▶ **Data for this exercise**

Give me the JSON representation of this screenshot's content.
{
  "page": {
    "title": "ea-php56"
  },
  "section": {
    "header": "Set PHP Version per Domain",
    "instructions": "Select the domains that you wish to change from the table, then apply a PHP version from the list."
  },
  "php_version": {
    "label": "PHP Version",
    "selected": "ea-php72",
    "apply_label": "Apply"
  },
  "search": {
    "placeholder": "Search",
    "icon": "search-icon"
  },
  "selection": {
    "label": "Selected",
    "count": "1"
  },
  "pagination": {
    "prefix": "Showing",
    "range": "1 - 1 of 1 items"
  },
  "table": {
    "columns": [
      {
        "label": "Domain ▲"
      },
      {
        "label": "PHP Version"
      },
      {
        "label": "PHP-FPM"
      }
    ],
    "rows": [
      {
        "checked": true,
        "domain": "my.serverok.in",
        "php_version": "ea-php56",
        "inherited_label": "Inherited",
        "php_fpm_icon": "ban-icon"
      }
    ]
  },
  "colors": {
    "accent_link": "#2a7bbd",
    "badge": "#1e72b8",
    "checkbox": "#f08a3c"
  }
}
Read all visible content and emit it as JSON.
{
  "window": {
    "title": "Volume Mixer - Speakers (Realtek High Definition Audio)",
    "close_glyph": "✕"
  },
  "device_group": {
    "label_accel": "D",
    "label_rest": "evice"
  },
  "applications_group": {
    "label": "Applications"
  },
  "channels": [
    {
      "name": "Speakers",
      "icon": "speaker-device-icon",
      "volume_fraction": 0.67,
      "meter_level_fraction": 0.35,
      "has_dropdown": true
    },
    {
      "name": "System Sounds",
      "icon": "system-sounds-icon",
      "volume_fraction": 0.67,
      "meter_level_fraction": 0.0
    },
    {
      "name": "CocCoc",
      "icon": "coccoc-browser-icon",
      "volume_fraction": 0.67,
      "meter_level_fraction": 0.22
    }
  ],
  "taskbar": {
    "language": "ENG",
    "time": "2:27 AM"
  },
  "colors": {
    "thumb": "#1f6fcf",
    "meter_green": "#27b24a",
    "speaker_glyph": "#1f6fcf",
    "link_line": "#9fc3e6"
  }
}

▶ **Objective**
Copy every line of the listing that includes the string "Speakers".

▶ **Exercise answer**
    "title": "Volume Mixer - Speakers (Realtek High Definition Audio)",
      "name": "Speakers",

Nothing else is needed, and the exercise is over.